--- START OF RECORDS FOR THE TASK ---

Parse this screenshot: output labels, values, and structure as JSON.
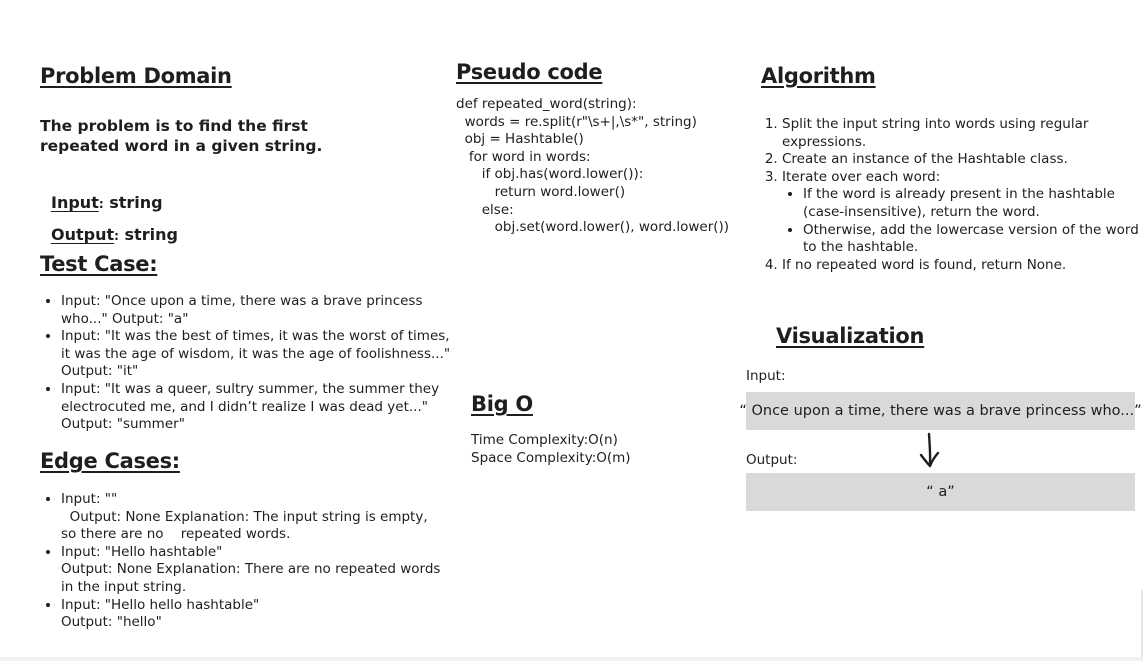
{
  "problem_domain": {
    "heading": "Problem Domain",
    "statement": "The problem is to find the first repeated word in a given string.",
    "input_label": "Input",
    "input_colon": ":",
    "input_value": " string",
    "output_label": "Output",
    "output_colon": ":",
    "output_value": " string"
  },
  "test_case": {
    "heading": "Test Case:",
    "items": [
      "Input: \"Once upon a time, there was a brave princess who...\" Output: \"a\"",
      "Input: \"It was the best of times, it was the worst of times, it was the age of wisdom, it was the age of foolishness...\" Output: \"it\"",
      "Input: \"It was a queer, sultry summer, the summer they electrocuted me, and I didn’t realize I was dead yet...\" Output: \"summer\""
    ]
  },
  "edge_cases": {
    "heading": "Edge Cases:",
    "items": [
      {
        "line1": "Input: \"\"",
        "line2": "  Output: None Explanation: The input string is empty, so there are no    repeated words."
      },
      {
        "line1": "Input: \"Hello hashtable\"",
        "line2": "Output: None Explanation: There are no repeated words in the input string."
      },
      {
        "line1": "Input: \"Hello hello hashtable\"",
        "line2": "Output: \"hello\""
      }
    ]
  },
  "pseudo_code": {
    "heading": "Pseudo code",
    "lines": [
      "def repeated_word(string):",
      "",
      "  words = re.split(r\"\\s+|,\\s*\", string)",
      "  obj = Hashtable()",
      "   for word in words:",
      "      if obj.has(word.lower()):",
      "         return word.lower()",
      "      else:",
      "         obj.set(word.lower(), word.lower())"
    ]
  },
  "big_o": {
    "heading": "Big O",
    "time": "Time Complexity:O(n)",
    "space": "Space Complexity:O(m)"
  },
  "algorithm": {
    "heading": "Algorithm ",
    "steps": [
      "Split the input string into words using regular expressions.",
      "Create an instance of the Hashtable class.",
      "Iterate over each word:",
      "If no repeated word is found, return None."
    ],
    "substeps": [
      "If the word is already present in the hashtable (case-insensitive), return the word.",
      "Otherwise, add the lowercase version of the word to the hashtable."
    ]
  },
  "visualization": {
    "heading": "Visualization",
    "input_label": "Input:",
    "input_value": "“ Once upon a time, there was a brave princess who...”",
    "output_label": "Output:",
    "output_value": "“ a”",
    "arrow_icon": "hand-drawn-down-arrow-icon",
    "box_color": "#d9d9d9"
  }
}
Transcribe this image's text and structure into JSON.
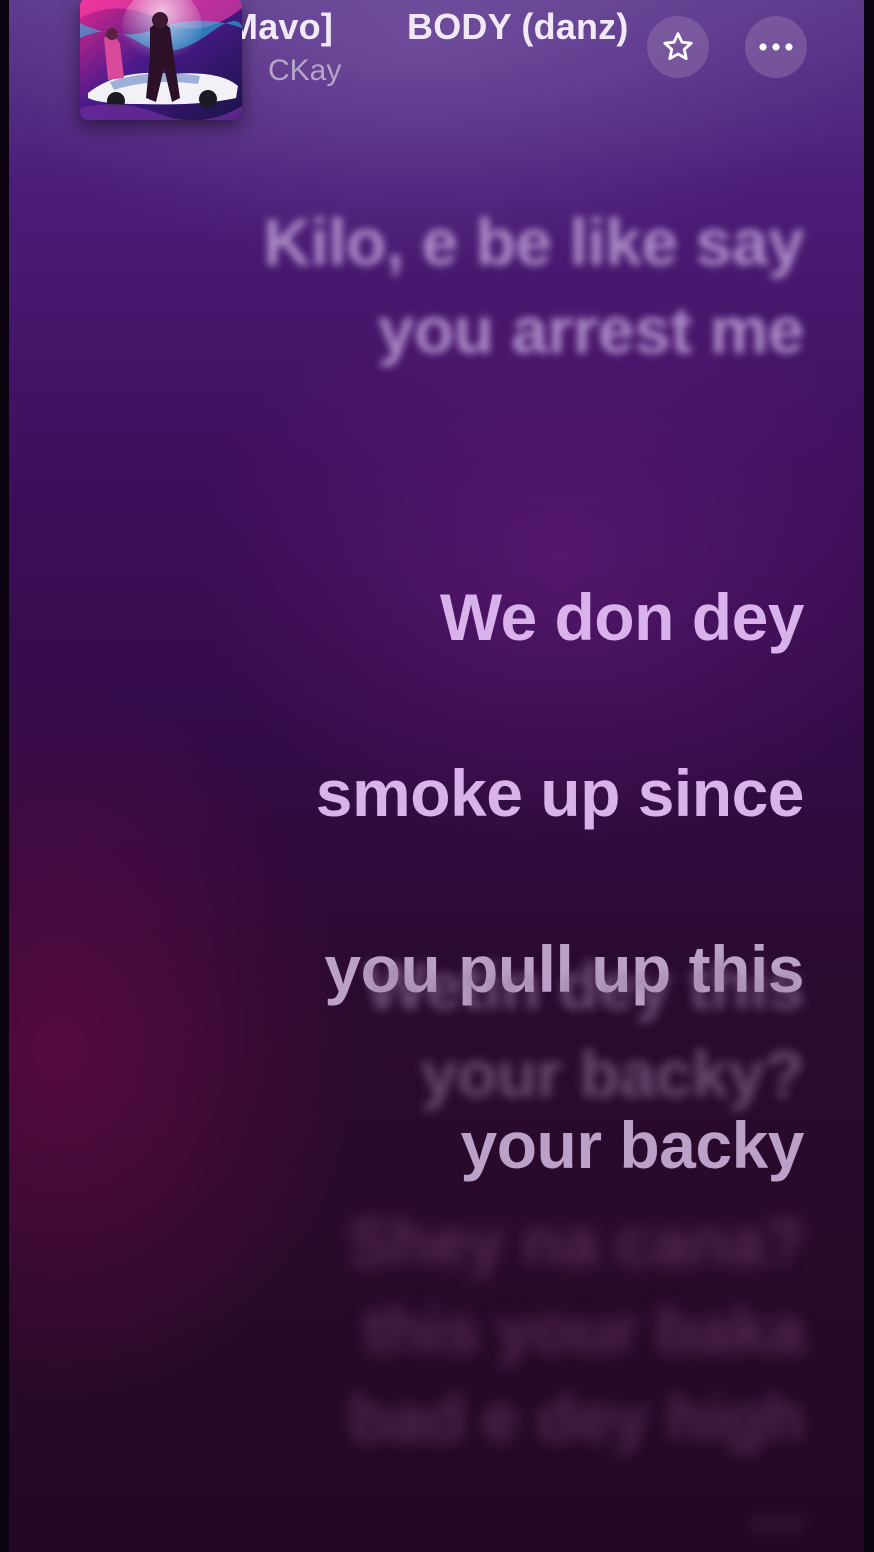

--- END OF RECORDS FOR THE TASK ---

- GOAL
Pictures stay out; reproduce every line of the records exactly.

- SOLUTION TO THE EXERCISE
Parse this screenshot: output labels, values, and structure as JSON.
{
  "problem_domain": {
    "heading": "Problem Domain",
    "statement": "The problem is to find the first repeated word in a given string.",
    "input_label": "Input",
    "input_colon": ":",
    "input_value": " string",
    "output_label": "Output",
    "output_colon": ":",
    "output_value": " string"
  },
  "test_case": {
    "heading": "Test Case:",
    "items": [
      "Input: \"Once upon a time, there was a brave princess who...\" Output: \"a\"",
      "Input: \"It was the best of times, it was the worst of times, it was the age of wisdom, it was the age of foolishness...\" Output: \"it\"",
      "Input: \"It was a queer, sultry summer, the summer they electrocuted me, and I didn’t realize I was dead yet...\" Output: \"summer\""
    ]
  },
  "edge_cases": {
    "heading": "Edge Cases:",
    "items": [
      {
        "line1": "Input: \"\"",
        "line2": "  Output: None Explanation: The input string is empty, so there are no    repeated words."
      },
      {
        "line1": "Input: \"Hello hashtable\"",
        "line2": "Output: None Explanation: There are no repeated words in the input string."
      },
      {
        "line1": "Input: \"Hello hello hashtable\"",
        "line2": "Output: \"hello\""
      }
    ]
  },
  "pseudo_code": {
    "heading": "Pseudo code",
    "lines": [
      "def repeated_word(string):",
      "",
      "  words = re.split(r\"\\s+|,\\s*\", string)",
      "  obj = Hashtable()",
      "   for word in words:",
      "      if obj.has(word.lower()):",
      "         return word.lower()",
      "      else:",
      "         obj.set(word.lower(), word.lower())"
    ]
  },
  "big_o": {
    "heading": "Big O",
    "time": "Time Complexity:O(n)",
    "space": "Space Complexity:O(m)"
  },
  "algorithm": {
    "heading": "Algorithm ",
    "steps": [
      "Split the input string into words using regular expressions.",
      "Create an instance of the Hashtable class.",
      "Iterate over each word:",
      "If no repeated word is found, return None."
    ],
    "substeps": [
      "If the word is already present in the hashtable (case-insensitive), return the word.",
      "Otherwise, add the lowercase version of the word to the hashtable."
    ]
  },
  "visualization": {
    "heading": "Visualization",
    "input_label": "Input:",
    "input_value": "“ Once upon a time, there was a brave princess who...”",
    "output_label": "Output:",
    "output_value": "“ a”",
    "arrow_icon": "hand-drawn-down-arrow-icon",
    "box_color": "#d9d9d9"
  }
}
Transcribe this image's text and structure into JSON.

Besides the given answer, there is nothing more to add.